(EXERCISE OBJECTIVE):
Please write out the material below exactly as given.

(Collected data entries)
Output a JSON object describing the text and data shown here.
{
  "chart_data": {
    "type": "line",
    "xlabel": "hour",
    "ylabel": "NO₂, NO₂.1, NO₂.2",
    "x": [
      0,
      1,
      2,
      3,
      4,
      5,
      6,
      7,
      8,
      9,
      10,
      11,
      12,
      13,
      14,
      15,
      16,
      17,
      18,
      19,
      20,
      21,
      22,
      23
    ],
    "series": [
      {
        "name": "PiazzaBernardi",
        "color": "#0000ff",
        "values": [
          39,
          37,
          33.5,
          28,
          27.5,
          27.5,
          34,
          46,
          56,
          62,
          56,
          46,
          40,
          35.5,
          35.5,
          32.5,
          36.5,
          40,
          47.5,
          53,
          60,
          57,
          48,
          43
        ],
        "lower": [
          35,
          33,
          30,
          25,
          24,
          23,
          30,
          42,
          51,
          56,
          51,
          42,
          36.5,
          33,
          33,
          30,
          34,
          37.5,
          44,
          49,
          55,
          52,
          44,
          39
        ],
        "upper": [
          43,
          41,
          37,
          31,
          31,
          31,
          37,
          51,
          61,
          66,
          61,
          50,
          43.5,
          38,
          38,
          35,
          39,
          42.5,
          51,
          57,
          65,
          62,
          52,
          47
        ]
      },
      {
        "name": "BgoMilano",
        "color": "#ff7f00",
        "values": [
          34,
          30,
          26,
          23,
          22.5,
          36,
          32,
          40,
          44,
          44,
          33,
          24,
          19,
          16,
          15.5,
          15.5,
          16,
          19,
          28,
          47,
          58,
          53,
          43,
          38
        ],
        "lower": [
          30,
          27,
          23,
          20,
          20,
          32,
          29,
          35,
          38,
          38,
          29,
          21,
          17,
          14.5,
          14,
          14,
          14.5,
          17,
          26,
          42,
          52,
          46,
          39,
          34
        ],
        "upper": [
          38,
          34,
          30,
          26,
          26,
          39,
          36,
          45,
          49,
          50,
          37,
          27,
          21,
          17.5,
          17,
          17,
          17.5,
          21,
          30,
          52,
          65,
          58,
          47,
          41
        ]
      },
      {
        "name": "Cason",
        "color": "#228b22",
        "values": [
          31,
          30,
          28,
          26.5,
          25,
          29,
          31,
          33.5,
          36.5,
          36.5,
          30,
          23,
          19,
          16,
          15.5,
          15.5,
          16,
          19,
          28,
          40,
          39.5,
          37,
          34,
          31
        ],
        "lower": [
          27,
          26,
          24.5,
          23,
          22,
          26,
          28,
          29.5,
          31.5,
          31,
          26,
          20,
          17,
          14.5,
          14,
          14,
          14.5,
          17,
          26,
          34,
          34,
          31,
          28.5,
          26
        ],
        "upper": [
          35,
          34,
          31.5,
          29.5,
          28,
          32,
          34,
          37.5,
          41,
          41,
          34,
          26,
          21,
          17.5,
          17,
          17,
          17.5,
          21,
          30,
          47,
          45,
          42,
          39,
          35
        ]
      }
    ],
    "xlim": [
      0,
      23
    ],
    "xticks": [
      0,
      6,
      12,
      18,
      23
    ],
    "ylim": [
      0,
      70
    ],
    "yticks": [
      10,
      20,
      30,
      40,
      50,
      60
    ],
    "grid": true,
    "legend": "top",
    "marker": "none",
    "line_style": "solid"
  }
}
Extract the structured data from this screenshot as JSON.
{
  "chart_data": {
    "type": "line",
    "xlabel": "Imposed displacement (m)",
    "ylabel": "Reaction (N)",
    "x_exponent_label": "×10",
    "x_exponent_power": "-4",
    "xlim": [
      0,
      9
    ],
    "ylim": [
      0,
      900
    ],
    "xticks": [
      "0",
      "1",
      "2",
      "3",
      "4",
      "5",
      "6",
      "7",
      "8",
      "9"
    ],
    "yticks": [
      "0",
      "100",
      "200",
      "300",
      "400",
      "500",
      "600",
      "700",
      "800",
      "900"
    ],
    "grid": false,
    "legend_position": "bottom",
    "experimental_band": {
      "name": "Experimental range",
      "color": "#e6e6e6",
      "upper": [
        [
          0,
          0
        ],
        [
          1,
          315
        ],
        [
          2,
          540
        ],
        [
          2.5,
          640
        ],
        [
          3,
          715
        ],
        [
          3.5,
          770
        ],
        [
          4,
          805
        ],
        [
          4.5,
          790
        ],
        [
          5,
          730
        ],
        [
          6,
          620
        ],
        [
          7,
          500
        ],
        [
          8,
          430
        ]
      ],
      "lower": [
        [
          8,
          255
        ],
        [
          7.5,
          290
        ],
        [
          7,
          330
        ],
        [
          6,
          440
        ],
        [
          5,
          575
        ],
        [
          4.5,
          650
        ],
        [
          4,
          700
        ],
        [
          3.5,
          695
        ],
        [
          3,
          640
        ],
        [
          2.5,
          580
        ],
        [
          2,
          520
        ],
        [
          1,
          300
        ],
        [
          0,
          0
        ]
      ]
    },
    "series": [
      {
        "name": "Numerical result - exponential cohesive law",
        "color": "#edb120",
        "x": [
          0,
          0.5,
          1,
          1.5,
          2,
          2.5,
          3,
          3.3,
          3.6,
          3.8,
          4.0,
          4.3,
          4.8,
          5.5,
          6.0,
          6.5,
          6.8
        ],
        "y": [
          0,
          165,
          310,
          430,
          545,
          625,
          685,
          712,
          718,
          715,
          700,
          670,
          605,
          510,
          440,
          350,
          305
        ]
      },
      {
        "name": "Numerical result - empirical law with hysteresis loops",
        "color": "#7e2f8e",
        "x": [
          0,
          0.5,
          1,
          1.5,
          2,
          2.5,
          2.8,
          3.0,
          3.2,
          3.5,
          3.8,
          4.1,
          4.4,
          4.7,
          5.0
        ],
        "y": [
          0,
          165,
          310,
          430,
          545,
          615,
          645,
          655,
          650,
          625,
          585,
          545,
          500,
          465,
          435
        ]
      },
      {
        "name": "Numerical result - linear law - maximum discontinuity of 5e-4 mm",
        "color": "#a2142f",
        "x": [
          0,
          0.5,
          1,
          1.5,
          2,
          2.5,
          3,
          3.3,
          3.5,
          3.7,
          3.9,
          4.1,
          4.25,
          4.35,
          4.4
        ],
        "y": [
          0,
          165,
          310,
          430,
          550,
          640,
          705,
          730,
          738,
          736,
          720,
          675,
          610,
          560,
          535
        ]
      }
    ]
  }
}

(SOLUTION FOR THIS PROBLEM):
Output a JSON object describing the text and data shown here.
{
  "chart_data": {
    "type": "line",
    "xlabel": "hour",
    "ylabel": "NO₂, NO₂.1, NO₂.2",
    "x": [
      0,
      1,
      2,
      3,
      4,
      5,
      6,
      7,
      8,
      9,
      10,
      11,
      12,
      13,
      14,
      15,
      16,
      17,
      18,
      19,
      20,
      21,
      22,
      23
    ],
    "series": [
      {
        "name": "PiazzaBernardi",
        "color": "#0000ff",
        "values": [
          39,
          37,
          33.5,
          28,
          27.5,
          27.5,
          34,
          46,
          56,
          62,
          56,
          46,
          40,
          35.5,
          35.5,
          32.5,
          36.5,
          40,
          47.5,
          53,
          60,
          57,
          48,
          43
        ],
        "lower": [
          35,
          33,
          30,
          25,
          24,
          23,
          30,
          42,
          51,
          56,
          51,
          42,
          36.5,
          33,
          33,
          30,
          34,
          37.5,
          44,
          49,
          55,
          52,
          44,
          39
        ],
        "upper": [
          43,
          41,
          37,
          31,
          31,
          31,
          37,
          51,
          61,
          66,
          61,
          50,
          43.5,
          38,
          38,
          35,
          39,
          42.5,
          51,
          57,
          65,
          62,
          52,
          47
        ]
      },
      {
        "name": "BgoMilano",
        "color": "#ff7f00",
        "values": [
          34,
          30,
          26,
          23,
          22.5,
          36,
          32,
          40,
          44,
          44,
          33,
          24,
          19,
          16,
          15.5,
          15.5,
          16,
          19,
          28,
          47,
          58,
          53,
          43,
          38
        ],
        "lower": [
          30,
          27,
          23,
          20,
          20,
          32,
          29,
          35,
          38,
          38,
          29,
          21,
          17,
          14.5,
          14,
          14,
          14.5,
          17,
          26,
          42,
          52,
          46,
          39,
          34
        ],
        "upper": [
          38,
          34,
          30,
          26,
          26,
          39,
          36,
          45,
          49,
          50,
          37,
          27,
          21,
          17.5,
          17,
          17,
          17.5,
          21,
          30,
          52,
          65,
          58,
          47,
          41
        ]
      },
      {
        "name": "Cason",
        "color": "#228b22",
        "values": [
          31,
          30,
          28,
          26.5,
          25,
          29,
          31,
          33.5,
          36.5,
          36.5,
          30,
          23,
          19,
          16,
          15.5,
          15.5,
          16,
          19,
          28,
          40,
          39.5,
          37,
          34,
          31
        ],
        "lower": [
          27,
          26,
          24.5,
          23,
          22,
          26,
          28,
          29.5,
          31.5,
          31,
          26,
          20,
          17,
          14.5,
          14,
          14,
          14.5,
          17,
          26,
          34,
          34,
          31,
          28.5,
          26
        ],
        "upper": [
          35,
          34,
          31.5,
          29.5,
          28,
          32,
          34,
          37.5,
          41,
          41,
          34,
          26,
          21,
          17.5,
          17,
          17,
          17.5,
          21,
          30,
          47,
          45,
          42,
          39,
          35
        ]
      }
    ],
    "xlim": [
      0,
      23
    ],
    "xticks": [
      0,
      6,
      12,
      18,
      23
    ],
    "ylim": [
      0,
      70
    ],
    "yticks": [
      10,
      20,
      30,
      40,
      50,
      60
    ],
    "grid": true,
    "legend": "top",
    "marker": "none",
    "line_style": "solid"
  }
}
Extract the structured data from this screenshot as JSON.
{
  "chart_data": {
    "type": "line",
    "xlabel": "Imposed displacement (m)",
    "ylabel": "Reaction (N)",
    "x_exponent_label": "×10",
    "x_exponent_power": "-4",
    "xlim": [
      0,
      9
    ],
    "ylim": [
      0,
      900
    ],
    "xticks": [
      "0",
      "1",
      "2",
      "3",
      "4",
      "5",
      "6",
      "7",
      "8",
      "9"
    ],
    "yticks": [
      "0",
      "100",
      "200",
      "300",
      "400",
      "500",
      "600",
      "700",
      "800",
      "900"
    ],
    "grid": false,
    "legend_position": "bottom",
    "experimental_band": {
      "name": "Experimental range",
      "color": "#e6e6e6",
      "upper": [
        [
          0,
          0
        ],
        [
          1,
          315
        ],
        [
          2,
          540
        ],
        [
          2.5,
          640
        ],
        [
          3,
          715
        ],
        [
          3.5,
          770
        ],
        [
          4,
          805
        ],
        [
          4.5,
          790
        ],
        [
          5,
          730
        ],
        [
          6,
          620
        ],
        [
          7,
          500
        ],
        [
          8,
          430
        ]
      ],
      "lower": [
        [
          8,
          255
        ],
        [
          7.5,
          290
        ],
        [
          7,
          330
        ],
        [
          6,
          440
        ],
        [
          5,
          575
        ],
        [
          4.5,
          650
        ],
        [
          4,
          700
        ],
        [
          3.5,
          695
        ],
        [
          3,
          640
        ],
        [
          2.5,
          580
        ],
        [
          2,
          520
        ],
        [
          1,
          300
        ],
        [
          0,
          0
        ]
      ]
    },
    "series": [
      {
        "name": "Numerical result - exponential cohesive law",
        "color": "#edb120",
        "x": [
          0,
          0.5,
          1,
          1.5,
          2,
          2.5,
          3,
          3.3,
          3.6,
          3.8,
          4.0,
          4.3,
          4.8,
          5.5,
          6.0,
          6.5,
          6.8
        ],
        "y": [
          0,
          165,
          310,
          430,
          545,
          625,
          685,
          712,
          718,
          715,
          700,
          670,
          605,
          510,
          440,
          350,
          305
        ]
      },
      {
        "name": "Numerical result - empirical law with hysteresis loops",
        "color": "#7e2f8e",
        "x": [
          0,
          0.5,
          1,
          1.5,
          2,
          2.5,
          2.8,
          3.0,
          3.2,
          3.5,
          3.8,
          4.1,
          4.4,
          4.7,
          5.0
        ],
        "y": [
          0,
          165,
          310,
          430,
          545,
          615,
          645,
          655,
          650,
          625,
          585,
          545,
          500,
          465,
          435
        ]
      },
      {
        "name": "Numerical result - linear law - maximum discontinuity of 5e-4 mm",
        "color": "#a2142f",
        "x": [
          0,
          0.5,
          1,
          1.5,
          2,
          2.5,
          3,
          3.3,
          3.5,
          3.7,
          3.9,
          4.1,
          4.25,
          4.35,
          4.4
        ],
        "y": [
          0,
          165,
          310,
          430,
          550,
          640,
          705,
          730,
          738,
          736,
          720,
          675,
          610,
          560,
          535
        ]
      }
    ]
  }
}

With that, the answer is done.